▶ **SOURCE RECORDS**
Start of Block

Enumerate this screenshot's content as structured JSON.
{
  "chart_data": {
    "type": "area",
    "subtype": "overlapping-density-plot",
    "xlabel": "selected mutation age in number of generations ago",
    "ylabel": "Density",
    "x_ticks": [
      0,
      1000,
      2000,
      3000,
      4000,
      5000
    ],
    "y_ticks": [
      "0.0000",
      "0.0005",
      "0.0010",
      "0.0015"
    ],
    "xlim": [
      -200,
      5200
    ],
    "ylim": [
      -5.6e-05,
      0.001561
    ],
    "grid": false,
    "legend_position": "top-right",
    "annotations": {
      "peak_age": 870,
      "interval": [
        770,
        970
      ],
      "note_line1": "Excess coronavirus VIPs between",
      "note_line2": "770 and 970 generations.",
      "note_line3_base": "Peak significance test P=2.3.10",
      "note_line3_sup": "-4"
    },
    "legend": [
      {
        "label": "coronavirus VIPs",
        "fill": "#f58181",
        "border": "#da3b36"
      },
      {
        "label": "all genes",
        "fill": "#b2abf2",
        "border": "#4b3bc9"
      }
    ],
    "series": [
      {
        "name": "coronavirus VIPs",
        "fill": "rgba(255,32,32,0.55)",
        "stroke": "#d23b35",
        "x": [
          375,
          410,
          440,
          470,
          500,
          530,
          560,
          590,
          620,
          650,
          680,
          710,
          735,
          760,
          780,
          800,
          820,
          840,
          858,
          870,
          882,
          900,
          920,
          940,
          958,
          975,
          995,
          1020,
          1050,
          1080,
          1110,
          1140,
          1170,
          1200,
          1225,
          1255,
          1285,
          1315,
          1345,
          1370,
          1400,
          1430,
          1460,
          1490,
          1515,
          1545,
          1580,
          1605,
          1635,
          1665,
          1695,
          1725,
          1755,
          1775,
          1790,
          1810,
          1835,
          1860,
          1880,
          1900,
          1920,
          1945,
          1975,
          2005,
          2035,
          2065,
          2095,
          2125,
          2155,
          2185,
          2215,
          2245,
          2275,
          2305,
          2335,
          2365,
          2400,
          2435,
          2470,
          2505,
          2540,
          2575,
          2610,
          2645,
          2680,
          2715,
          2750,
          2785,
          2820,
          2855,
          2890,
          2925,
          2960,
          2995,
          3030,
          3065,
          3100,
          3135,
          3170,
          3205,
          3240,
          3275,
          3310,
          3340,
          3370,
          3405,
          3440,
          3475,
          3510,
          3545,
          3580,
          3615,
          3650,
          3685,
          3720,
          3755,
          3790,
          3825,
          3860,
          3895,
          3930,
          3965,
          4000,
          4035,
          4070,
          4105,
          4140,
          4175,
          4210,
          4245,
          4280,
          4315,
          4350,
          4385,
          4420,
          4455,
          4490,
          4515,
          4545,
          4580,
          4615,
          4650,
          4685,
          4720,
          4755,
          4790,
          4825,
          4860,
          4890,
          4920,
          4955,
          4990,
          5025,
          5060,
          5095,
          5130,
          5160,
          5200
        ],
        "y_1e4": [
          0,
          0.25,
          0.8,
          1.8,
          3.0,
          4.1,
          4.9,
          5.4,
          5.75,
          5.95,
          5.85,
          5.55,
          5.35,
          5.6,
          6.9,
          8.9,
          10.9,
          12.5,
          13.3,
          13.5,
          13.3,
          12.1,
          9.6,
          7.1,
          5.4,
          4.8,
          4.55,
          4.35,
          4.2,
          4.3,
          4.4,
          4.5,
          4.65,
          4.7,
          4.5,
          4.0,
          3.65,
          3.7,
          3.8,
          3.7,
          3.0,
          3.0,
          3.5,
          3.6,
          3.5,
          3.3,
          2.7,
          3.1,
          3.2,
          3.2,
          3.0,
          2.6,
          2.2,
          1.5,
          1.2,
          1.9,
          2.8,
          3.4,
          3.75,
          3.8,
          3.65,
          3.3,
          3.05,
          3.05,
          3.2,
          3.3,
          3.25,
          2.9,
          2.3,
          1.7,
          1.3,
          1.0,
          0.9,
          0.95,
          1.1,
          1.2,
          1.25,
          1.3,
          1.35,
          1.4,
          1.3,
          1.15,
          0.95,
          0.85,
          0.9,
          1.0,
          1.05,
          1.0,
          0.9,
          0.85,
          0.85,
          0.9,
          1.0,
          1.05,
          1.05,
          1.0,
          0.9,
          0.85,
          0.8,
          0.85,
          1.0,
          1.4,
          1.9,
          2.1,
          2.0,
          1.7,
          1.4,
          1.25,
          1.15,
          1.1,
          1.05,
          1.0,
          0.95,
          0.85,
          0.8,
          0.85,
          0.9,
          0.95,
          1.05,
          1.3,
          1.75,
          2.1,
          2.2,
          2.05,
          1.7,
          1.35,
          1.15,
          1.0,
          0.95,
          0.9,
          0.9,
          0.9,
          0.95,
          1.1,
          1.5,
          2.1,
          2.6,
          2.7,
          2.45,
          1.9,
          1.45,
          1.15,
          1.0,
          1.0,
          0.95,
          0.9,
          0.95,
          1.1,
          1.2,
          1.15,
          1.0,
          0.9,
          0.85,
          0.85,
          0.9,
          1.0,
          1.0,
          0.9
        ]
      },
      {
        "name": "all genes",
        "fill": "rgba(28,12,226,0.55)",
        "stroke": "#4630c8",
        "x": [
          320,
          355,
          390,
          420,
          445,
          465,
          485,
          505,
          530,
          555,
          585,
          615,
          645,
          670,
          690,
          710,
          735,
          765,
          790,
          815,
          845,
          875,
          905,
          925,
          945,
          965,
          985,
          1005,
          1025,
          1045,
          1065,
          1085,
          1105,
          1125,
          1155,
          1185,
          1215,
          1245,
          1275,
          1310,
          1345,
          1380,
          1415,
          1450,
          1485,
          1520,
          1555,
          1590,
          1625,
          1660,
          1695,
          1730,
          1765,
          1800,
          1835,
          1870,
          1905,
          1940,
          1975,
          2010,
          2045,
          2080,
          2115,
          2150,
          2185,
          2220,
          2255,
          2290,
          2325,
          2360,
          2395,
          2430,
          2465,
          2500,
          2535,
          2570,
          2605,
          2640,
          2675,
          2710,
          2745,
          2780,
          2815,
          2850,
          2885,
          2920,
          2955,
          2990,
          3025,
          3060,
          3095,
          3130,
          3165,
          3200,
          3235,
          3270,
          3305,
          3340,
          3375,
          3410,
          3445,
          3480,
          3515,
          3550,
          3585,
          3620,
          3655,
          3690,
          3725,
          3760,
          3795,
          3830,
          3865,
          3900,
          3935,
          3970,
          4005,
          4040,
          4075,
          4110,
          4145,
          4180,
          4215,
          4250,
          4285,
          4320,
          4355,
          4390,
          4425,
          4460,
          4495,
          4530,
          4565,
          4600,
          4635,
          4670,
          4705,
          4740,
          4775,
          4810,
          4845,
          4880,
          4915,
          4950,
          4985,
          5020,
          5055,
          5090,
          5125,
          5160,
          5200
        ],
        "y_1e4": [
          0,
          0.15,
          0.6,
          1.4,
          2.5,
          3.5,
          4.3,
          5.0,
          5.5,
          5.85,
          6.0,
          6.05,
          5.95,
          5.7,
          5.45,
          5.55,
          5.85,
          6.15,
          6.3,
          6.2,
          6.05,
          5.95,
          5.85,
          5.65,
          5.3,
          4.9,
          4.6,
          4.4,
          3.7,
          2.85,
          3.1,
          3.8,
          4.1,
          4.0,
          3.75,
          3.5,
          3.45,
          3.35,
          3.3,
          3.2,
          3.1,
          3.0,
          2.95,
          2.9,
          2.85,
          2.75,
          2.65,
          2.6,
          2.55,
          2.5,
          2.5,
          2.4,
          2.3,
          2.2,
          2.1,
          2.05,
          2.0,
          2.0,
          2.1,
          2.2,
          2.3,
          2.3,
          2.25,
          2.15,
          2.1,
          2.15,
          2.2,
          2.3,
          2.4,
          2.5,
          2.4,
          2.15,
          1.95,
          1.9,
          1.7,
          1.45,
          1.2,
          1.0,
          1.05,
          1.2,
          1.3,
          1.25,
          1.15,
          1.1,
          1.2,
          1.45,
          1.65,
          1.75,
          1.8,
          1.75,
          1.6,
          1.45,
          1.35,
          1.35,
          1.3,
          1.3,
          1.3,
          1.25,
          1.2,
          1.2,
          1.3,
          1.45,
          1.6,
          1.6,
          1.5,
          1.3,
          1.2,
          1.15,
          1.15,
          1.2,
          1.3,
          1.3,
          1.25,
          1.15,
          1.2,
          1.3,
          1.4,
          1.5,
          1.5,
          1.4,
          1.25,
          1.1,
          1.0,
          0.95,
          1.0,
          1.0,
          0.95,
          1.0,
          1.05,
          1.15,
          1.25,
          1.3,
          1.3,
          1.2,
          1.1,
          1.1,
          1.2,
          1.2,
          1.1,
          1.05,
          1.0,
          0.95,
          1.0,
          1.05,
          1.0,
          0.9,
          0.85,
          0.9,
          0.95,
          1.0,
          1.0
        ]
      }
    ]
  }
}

End of Block

▶ **WHAT TO WORK ON**
Every line that contains the string "coronavirus" should be returned from the data.

▶ **EXERCISE RESPONSE**
      "note_line1": "Excess coronavirus VIPs between",
        "label": "coronavirus VIPs",
        "name": "coronavirus VIPs",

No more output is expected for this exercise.